▶ _Source data_:
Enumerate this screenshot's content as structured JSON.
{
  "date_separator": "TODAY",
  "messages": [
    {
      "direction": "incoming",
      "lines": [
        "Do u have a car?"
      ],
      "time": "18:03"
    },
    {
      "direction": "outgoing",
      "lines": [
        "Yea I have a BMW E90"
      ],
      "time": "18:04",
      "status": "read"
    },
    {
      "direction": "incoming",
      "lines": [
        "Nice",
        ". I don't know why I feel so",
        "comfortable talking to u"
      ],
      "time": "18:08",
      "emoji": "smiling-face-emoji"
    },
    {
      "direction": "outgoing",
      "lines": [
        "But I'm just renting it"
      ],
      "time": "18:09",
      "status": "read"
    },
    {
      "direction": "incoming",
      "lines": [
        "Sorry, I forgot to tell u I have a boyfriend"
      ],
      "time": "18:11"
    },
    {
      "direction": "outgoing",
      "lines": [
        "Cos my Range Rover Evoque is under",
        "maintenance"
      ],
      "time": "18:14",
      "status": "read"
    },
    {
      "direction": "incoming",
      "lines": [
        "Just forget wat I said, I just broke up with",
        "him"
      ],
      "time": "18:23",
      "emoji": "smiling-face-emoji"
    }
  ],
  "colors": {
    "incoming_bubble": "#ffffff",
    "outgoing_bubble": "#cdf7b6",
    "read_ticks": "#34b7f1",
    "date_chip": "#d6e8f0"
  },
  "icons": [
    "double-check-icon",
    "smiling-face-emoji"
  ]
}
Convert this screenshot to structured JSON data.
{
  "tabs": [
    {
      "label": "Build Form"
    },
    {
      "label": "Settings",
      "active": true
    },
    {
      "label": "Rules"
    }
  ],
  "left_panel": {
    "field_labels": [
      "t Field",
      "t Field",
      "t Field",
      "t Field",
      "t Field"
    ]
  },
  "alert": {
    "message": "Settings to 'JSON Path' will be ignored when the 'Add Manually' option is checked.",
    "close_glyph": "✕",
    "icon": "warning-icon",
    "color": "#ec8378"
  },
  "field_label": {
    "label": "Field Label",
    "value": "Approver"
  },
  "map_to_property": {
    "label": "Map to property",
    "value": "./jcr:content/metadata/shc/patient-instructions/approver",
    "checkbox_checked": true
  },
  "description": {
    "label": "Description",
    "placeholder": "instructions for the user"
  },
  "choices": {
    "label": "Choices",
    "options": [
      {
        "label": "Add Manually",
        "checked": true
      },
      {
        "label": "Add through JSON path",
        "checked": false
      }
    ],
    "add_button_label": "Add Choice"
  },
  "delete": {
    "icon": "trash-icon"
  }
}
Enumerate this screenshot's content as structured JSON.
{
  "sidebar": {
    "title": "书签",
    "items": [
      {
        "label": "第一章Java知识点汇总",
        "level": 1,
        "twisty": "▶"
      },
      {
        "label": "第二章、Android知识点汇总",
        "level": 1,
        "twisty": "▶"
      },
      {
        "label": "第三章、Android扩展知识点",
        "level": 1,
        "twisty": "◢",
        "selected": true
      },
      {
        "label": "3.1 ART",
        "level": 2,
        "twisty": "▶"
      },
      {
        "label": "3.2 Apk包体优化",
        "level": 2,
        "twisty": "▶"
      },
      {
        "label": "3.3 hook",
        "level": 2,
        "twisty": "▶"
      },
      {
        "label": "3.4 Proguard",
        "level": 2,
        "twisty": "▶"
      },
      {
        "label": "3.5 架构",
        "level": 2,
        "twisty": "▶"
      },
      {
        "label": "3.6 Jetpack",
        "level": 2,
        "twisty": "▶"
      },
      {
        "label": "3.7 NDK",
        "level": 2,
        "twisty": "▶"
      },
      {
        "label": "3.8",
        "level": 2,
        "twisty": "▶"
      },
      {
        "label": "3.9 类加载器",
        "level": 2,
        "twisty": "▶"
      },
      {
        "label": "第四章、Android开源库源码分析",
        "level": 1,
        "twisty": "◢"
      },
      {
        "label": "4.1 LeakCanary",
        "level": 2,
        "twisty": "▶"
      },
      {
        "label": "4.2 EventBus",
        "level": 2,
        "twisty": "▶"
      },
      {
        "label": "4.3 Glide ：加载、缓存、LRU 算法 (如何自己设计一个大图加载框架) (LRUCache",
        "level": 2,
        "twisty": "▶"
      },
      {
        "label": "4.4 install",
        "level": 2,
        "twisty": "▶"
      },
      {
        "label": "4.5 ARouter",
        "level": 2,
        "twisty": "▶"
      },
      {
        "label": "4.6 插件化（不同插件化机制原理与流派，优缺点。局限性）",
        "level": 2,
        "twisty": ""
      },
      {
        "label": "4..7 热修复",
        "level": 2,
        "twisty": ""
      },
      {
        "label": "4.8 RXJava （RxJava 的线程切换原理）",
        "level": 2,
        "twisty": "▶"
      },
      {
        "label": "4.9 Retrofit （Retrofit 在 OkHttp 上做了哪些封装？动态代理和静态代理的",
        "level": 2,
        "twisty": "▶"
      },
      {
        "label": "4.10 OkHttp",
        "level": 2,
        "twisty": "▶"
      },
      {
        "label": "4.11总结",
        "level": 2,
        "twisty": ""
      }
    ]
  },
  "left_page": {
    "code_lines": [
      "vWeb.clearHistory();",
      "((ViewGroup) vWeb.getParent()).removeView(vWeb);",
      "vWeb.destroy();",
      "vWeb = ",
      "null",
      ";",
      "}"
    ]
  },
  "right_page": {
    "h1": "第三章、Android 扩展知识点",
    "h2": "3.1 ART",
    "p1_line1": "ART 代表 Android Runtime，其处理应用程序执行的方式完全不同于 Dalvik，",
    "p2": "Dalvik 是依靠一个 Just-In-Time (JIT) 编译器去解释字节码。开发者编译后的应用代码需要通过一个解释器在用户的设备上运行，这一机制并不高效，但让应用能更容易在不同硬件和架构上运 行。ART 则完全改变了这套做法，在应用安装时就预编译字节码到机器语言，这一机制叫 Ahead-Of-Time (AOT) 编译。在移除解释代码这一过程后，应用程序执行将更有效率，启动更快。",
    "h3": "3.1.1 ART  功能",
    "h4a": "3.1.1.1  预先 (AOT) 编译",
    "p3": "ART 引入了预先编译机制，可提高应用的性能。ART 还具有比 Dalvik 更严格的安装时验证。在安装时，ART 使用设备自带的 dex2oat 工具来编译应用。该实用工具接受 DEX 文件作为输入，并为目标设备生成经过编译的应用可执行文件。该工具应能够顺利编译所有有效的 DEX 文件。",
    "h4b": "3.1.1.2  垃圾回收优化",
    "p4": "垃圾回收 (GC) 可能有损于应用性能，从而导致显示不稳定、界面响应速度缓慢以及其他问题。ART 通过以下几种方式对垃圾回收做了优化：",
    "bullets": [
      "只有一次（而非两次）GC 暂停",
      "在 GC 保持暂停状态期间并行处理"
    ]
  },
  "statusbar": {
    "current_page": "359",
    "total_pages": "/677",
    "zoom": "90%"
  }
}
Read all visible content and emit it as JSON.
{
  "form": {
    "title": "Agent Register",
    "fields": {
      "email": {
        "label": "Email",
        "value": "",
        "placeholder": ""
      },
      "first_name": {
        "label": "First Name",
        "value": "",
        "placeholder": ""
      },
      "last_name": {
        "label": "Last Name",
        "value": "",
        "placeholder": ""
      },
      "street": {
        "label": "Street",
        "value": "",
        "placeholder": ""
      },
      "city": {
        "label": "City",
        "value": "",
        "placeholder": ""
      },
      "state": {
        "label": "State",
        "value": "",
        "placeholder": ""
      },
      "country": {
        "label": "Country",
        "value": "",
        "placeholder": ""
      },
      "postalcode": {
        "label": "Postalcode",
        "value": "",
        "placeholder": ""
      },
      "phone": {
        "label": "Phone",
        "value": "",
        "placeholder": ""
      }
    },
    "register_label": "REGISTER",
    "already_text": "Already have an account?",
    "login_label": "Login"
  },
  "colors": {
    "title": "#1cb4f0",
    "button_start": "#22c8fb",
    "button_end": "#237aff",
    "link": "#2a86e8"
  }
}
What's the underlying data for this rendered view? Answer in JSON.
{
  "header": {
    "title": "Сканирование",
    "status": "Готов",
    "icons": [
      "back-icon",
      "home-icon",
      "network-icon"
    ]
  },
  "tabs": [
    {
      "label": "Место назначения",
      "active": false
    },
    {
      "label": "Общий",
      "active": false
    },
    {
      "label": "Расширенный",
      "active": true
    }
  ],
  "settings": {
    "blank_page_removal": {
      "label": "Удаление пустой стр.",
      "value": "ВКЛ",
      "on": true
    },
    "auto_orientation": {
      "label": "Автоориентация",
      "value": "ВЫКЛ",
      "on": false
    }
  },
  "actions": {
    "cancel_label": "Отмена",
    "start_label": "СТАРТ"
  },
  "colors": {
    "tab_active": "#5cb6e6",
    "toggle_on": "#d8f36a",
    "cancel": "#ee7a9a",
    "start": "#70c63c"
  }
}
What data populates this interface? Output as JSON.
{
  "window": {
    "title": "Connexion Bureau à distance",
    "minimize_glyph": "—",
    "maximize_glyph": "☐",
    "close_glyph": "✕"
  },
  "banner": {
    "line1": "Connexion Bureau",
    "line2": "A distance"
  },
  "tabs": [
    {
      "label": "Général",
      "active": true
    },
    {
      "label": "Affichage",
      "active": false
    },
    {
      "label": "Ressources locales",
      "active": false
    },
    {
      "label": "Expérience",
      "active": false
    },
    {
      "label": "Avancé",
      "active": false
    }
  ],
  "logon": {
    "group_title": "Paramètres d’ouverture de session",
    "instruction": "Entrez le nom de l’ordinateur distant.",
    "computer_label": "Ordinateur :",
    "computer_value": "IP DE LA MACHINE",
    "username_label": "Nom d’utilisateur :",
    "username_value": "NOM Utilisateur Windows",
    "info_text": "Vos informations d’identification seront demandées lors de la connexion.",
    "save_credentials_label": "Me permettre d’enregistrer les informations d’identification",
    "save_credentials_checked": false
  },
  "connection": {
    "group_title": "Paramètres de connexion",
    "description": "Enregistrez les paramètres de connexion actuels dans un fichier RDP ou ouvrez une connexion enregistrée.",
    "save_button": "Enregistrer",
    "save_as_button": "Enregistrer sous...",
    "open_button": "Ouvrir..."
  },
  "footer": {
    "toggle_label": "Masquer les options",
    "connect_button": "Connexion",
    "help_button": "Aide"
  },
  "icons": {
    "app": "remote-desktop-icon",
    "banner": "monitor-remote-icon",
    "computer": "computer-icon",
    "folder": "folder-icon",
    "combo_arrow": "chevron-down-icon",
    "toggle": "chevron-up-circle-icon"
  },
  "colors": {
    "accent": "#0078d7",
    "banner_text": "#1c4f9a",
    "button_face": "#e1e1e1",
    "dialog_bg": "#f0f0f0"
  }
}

▶ _Task objective_: Which lines hold the word "OkHttp"? Copy each of them from the records.

▶ _Solution_:
        "label": "4.9 Retrofit （Retrofit 在 OkHttp 上做了哪些封装？动态代理和静态代理的",
        "label": "4.10 OkHttp",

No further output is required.